Exercise task:
Copy every line of the records below where the word "Saulx" occurs.
=== Task input ===
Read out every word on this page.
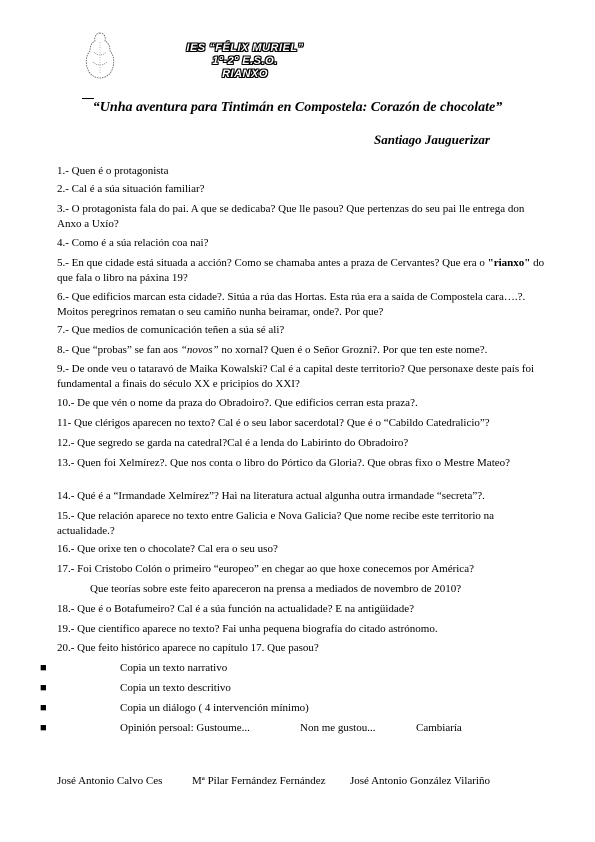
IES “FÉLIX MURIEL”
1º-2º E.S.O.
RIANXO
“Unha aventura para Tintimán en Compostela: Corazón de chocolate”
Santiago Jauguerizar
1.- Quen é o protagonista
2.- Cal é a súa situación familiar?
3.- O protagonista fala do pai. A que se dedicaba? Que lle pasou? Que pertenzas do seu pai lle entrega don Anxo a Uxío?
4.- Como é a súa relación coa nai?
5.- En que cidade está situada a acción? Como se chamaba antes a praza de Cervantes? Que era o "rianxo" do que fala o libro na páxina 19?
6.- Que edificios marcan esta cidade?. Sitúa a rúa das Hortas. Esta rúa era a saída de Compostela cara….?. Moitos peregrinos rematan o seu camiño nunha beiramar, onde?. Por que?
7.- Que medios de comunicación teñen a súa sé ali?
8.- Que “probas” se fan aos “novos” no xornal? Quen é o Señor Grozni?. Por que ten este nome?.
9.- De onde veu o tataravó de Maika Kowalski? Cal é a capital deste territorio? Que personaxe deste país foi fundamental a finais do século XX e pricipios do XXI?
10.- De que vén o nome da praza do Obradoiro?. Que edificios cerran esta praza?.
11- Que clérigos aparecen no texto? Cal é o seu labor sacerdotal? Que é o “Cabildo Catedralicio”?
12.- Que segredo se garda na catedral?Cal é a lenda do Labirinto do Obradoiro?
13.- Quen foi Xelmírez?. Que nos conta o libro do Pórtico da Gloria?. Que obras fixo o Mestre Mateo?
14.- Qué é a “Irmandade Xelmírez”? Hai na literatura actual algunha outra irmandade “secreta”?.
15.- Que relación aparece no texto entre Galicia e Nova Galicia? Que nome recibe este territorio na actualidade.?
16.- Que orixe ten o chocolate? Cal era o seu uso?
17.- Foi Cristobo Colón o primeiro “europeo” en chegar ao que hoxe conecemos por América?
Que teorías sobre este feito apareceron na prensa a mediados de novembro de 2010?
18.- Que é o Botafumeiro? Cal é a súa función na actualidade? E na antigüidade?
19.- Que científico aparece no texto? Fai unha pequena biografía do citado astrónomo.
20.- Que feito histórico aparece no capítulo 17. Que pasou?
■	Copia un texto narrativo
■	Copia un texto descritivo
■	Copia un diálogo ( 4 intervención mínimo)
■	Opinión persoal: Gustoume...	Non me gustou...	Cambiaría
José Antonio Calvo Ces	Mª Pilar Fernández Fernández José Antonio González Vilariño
===
=== Task input ===
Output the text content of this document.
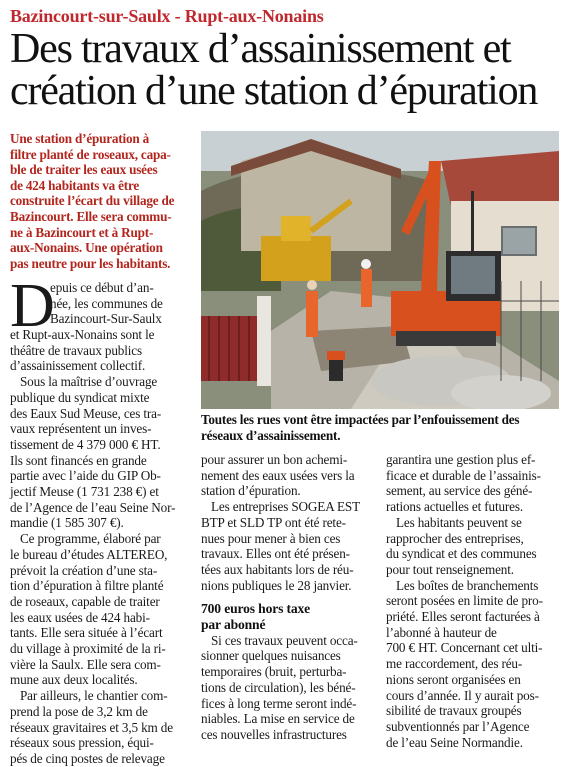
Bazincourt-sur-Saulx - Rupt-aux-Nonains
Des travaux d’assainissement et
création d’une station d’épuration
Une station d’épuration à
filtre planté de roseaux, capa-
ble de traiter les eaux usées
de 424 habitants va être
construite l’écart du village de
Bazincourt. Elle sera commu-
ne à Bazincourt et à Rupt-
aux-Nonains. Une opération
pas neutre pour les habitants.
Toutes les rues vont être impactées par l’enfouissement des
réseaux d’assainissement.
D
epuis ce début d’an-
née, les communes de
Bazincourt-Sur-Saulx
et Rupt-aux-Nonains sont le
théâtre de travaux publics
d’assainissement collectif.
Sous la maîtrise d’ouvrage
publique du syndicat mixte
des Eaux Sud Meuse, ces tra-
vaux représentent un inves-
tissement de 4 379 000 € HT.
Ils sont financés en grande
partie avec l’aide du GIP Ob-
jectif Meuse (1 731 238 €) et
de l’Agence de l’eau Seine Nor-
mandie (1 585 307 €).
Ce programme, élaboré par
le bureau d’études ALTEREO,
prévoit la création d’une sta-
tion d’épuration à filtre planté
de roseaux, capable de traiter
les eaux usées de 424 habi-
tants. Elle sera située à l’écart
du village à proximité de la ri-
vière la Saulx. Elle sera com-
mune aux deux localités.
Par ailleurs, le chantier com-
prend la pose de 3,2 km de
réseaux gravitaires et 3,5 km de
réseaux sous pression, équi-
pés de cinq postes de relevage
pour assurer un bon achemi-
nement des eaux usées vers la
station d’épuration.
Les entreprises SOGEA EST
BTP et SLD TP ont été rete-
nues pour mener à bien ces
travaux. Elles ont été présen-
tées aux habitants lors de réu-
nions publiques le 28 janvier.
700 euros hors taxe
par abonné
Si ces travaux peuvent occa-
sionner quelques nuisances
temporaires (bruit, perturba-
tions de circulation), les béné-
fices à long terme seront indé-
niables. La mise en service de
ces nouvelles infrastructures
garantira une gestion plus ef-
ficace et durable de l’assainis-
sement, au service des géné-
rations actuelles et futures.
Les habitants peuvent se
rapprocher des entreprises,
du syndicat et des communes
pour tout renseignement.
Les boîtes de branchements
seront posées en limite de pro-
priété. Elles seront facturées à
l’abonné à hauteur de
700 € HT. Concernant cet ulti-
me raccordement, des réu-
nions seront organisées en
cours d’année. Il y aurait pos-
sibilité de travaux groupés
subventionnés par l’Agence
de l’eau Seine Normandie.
===
Result:
Bazincourt-sur-Saulx - Rupt-aux-Nonains
Bazincourt-Sur-Saulx
vière la Saulx. Elle sera com-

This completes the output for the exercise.